↓↓↓
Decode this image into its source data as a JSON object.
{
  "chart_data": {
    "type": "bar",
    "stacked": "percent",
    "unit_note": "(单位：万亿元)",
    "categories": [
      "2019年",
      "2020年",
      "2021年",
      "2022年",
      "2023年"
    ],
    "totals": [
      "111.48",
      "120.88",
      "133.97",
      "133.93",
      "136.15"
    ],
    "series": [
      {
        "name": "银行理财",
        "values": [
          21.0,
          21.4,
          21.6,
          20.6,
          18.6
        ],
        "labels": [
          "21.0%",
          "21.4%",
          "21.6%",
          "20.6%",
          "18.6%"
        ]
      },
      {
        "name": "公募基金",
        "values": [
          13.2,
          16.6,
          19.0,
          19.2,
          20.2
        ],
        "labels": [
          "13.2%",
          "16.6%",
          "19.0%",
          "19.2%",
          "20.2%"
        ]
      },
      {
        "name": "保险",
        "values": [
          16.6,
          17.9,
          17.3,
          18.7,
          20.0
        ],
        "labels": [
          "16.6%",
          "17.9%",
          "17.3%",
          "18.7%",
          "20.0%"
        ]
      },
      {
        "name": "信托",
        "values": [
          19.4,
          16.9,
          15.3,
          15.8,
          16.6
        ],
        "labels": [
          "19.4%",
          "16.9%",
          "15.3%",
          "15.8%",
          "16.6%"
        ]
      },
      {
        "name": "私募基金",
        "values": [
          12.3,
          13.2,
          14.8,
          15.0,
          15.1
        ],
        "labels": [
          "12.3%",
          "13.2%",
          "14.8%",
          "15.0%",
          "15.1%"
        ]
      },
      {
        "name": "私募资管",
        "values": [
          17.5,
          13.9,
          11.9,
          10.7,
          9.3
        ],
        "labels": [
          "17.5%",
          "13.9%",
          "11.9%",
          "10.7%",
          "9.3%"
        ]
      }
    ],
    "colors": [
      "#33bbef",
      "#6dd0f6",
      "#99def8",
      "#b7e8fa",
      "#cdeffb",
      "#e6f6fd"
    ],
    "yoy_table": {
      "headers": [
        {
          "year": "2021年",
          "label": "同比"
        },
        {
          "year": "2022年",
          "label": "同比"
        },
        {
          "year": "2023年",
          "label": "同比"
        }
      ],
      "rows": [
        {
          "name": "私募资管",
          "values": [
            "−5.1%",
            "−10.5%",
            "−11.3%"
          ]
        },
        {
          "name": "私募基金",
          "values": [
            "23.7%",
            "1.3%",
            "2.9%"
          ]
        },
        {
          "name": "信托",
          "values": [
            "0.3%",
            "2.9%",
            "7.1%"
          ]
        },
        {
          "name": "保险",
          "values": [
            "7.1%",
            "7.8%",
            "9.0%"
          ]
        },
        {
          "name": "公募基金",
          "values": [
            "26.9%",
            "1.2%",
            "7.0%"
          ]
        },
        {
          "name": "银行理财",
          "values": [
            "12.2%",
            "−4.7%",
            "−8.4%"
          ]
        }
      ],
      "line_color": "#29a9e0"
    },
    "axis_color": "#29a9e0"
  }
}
↑↑↑
Given problem >> From the records above, extract every entry verbatim.

Complete answer >>
Decode this image into its source data as a JSON object.
{
  "chart_data": {
    "type": "bar",
    "stacked": "percent",
    "unit_note": "(单位：万亿元)",
    "categories": [
      "2019年",
      "2020年",
      "2021年",
      "2022年",
      "2023年"
    ],
    "totals": [
      "111.48",
      "120.88",
      "133.97",
      "133.93",
      "136.15"
    ],
    "series": [
      {
        "name": "银行理财",
        "values": [
          21.0,
          21.4,
          21.6,
          20.6,
          18.6
        ],
        "labels": [
          "21.0%",
          "21.4%",
          "21.6%",
          "20.6%",
          "18.6%"
        ]
      },
      {
        "name": "公募基金",
        "values": [
          13.2,
          16.6,
          19.0,
          19.2,
          20.2
        ],
        "labels": [
          "13.2%",
          "16.6%",
          "19.0%",
          "19.2%",
          "20.2%"
        ]
      },
      {
        "name": "保险",
        "values": [
          16.6,
          17.9,
          17.3,
          18.7,
          20.0
        ],
        "labels": [
          "16.6%",
          "17.9%",
          "17.3%",
          "18.7%",
          "20.0%"
        ]
      },
      {
        "name": "信托",
        "values": [
          19.4,
          16.9,
          15.3,
          15.8,
          16.6
        ],
        "labels": [
          "19.4%",
          "16.9%",
          "15.3%",
          "15.8%",
          "16.6%"
        ]
      },
      {
        "name": "私募基金",
        "values": [
          12.3,
          13.2,
          14.8,
          15.0,
          15.1
        ],
        "labels": [
          "12.3%",
          "13.2%",
          "14.8%",
          "15.0%",
          "15.1%"
        ]
      },
      {
        "name": "私募资管",
        "values": [
          17.5,
          13.9,
          11.9,
          10.7,
          9.3
        ],
        "labels": [
          "17.5%",
          "13.9%",
          "11.9%",
          "10.7%",
          "9.3%"
        ]
      }
    ],
    "colors": [
      "#33bbef",
      "#6dd0f6",
      "#99def8",
      "#b7e8fa",
      "#cdeffb",
      "#e6f6fd"
    ],
    "yoy_table": {
      "headers": [
        {
          "year": "2021年",
          "label": "同比"
        },
        {
          "year": "2022年",
          "label": "同比"
        },
        {
          "year": "2023年",
          "label": "同比"
        }
      ],
      "rows": [
        {
          "name": "私募资管",
          "values": [
            "−5.1%",
            "−10.5%",
            "−11.3%"
          ]
        },
        {
          "name": "私募基金",
          "values": [
            "23.7%",
            "1.3%",
            "2.9%"
          ]
        },
        {
          "name": "信托",
          "values": [
            "0.3%",
            "2.9%",
            "7.1%"
          ]
        },
        {
          "name": "保险",
          "values": [
            "7.1%",
            "7.8%",
            "9.0%"
          ]
        },
        {
          "name": "公募基金",
          "values": [
            "26.9%",
            "1.2%",
            "7.0%"
          ]
        },
        {
          "name": "银行理财",
          "values": [
            "12.2%",
            "−4.7%",
            "−8.4%"
          ]
        }
      ],
      "line_color": "#29a9e0"
    },
    "axis_color": "#29a9e0"
  }
}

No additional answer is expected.